EXERCISE:
Pictures in the records should not be copied, but every other part must be repeated exactly.

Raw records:
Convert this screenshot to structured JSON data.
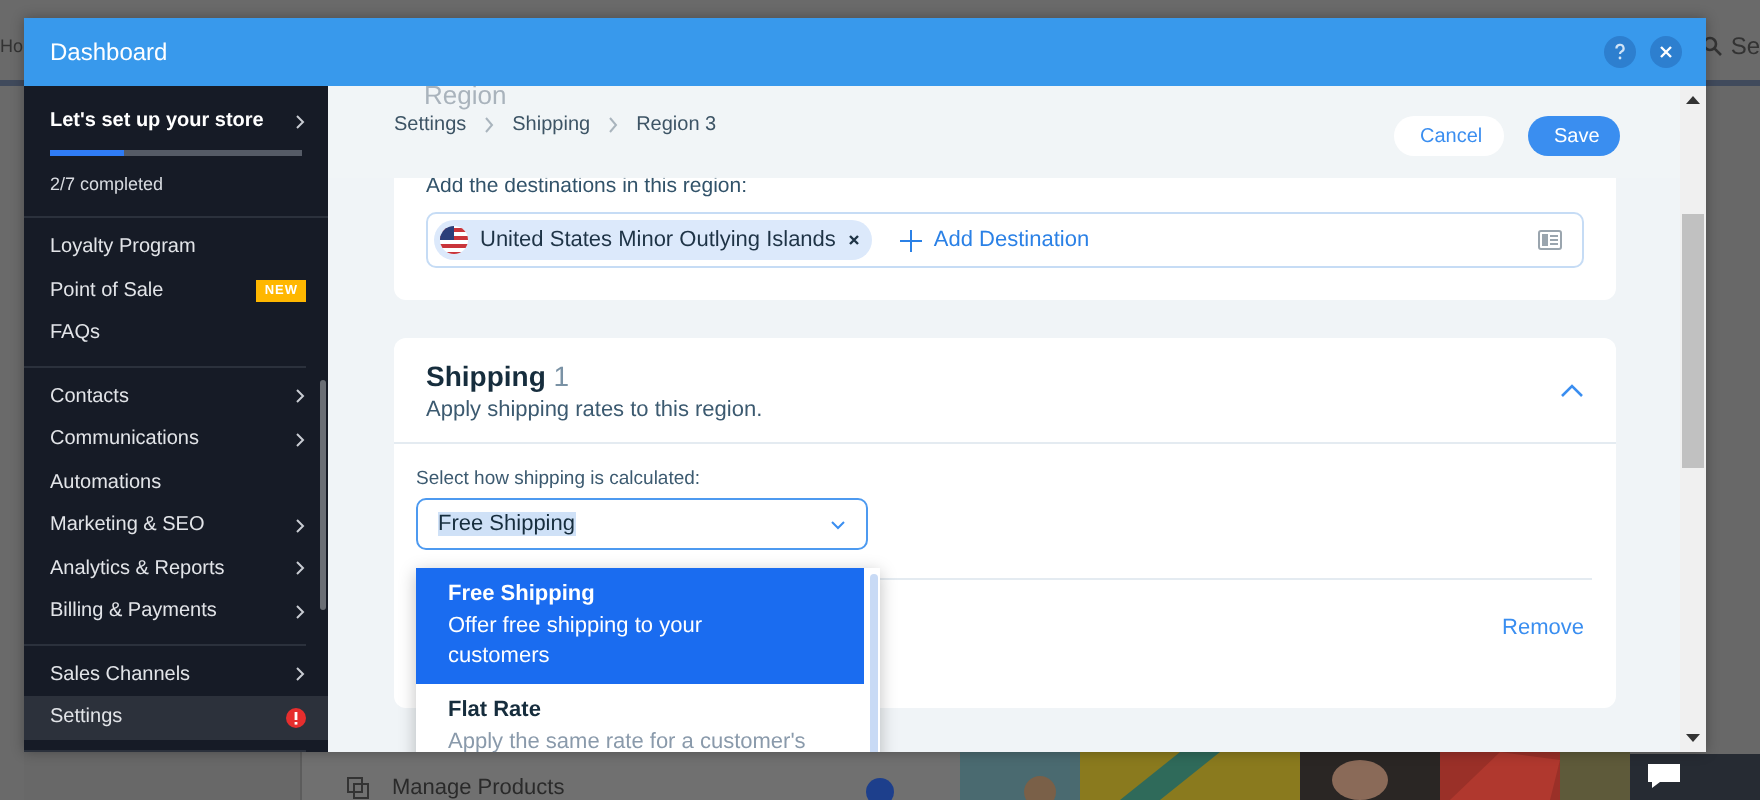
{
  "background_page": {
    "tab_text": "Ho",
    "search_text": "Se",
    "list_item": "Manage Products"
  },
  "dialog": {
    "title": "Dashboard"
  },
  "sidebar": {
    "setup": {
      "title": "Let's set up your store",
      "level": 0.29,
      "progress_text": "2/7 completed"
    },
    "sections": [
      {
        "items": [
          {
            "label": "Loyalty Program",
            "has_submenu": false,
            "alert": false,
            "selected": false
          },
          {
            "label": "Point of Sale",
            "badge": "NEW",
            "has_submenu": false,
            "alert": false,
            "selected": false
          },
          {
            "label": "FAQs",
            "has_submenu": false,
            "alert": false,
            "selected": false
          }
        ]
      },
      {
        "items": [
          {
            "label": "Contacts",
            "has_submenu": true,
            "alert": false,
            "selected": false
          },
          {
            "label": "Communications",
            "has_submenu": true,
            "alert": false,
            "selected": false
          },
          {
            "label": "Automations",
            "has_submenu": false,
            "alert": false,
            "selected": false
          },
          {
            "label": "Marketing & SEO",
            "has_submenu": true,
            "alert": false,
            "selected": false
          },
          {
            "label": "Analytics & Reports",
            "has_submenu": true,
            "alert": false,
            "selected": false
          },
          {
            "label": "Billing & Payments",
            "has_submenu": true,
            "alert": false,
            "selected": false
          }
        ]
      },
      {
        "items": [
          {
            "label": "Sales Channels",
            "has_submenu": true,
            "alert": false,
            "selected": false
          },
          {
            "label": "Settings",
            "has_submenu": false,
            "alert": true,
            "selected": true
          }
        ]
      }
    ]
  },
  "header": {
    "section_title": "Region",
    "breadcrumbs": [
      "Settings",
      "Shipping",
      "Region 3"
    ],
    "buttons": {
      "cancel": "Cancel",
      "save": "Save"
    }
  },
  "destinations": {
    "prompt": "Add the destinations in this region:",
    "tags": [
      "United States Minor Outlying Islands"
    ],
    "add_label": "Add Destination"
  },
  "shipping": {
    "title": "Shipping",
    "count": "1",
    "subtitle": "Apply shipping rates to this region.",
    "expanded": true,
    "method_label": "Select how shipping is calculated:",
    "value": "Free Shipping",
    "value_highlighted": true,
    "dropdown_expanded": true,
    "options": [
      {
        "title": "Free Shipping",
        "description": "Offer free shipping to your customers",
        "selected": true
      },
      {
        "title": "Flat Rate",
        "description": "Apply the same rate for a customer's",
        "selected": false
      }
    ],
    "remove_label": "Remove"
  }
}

WRITTEN ANSWER:
Convert this screenshot to structured JSON data.
{
  "background_page": {
    "tab_text": "Ho",
    "search_text": "Se",
    "list_item": "Manage Products"
  },
  "dialog": {
    "title": "Dashboard"
  },
  "sidebar": {
    "setup": {
      "title": "Let's set up your store",
      "level": 0.29,
      "progress_text": "2/7 completed"
    },
    "sections": [
      {
        "items": [
          {
            "label": "Loyalty Program",
            "has_submenu": false,
            "alert": false,
            "selected": false
          },
          {
            "label": "Point of Sale",
            "badge": "NEW",
            "has_submenu": false,
            "alert": false,
            "selected": false
          },
          {
            "label": "FAQs",
            "has_submenu": false,
            "alert": false,
            "selected": false
          }
        ]
      },
      {
        "items": [
          {
            "label": "Contacts",
            "has_submenu": true,
            "alert": false,
            "selected": false
          },
          {
            "label": "Communications",
            "has_submenu": true,
            "alert": false,
            "selected": false
          },
          {
            "label": "Automations",
            "has_submenu": false,
            "alert": false,
            "selected": false
          },
          {
            "label": "Marketing & SEO",
            "has_submenu": true,
            "alert": false,
            "selected": false
          },
          {
            "label": "Analytics & Reports",
            "has_submenu": true,
            "alert": false,
            "selected": false
          },
          {
            "label": "Billing & Payments",
            "has_submenu": true,
            "alert": false,
            "selected": false
          }
        ]
      },
      {
        "items": [
          {
            "label": "Sales Channels",
            "has_submenu": true,
            "alert": false,
            "selected": false
          },
          {
            "label": "Settings",
            "has_submenu": false,
            "alert": true,
            "selected": true
          }
        ]
      }
    ]
  },
  "header": {
    "section_title": "Region",
    "breadcrumbs": [
      "Settings",
      "Shipping",
      "Region 3"
    ],
    "buttons": {
      "cancel": "Cancel",
      "save": "Save"
    }
  },
  "destinations": {
    "prompt": "Add the destinations in this region:",
    "tags": [
      "United States Minor Outlying Islands"
    ],
    "add_label": "Add Destination"
  },
  "shipping": {
    "title": "Shipping",
    "count": "1",
    "subtitle": "Apply shipping rates to this region.",
    "expanded": true,
    "method_label": "Select how shipping is calculated:",
    "value": "Free Shipping",
    "value_highlighted": true,
    "dropdown_expanded": true,
    "options": [
      {
        "title": "Free Shipping",
        "description": "Offer free shipping to your customers",
        "selected": true
      },
      {
        "title": "Flat Rate",
        "description": "Apply the same rate for a customer's",
        "selected": false
      }
    ],
    "remove_label": "Remove"
  }
}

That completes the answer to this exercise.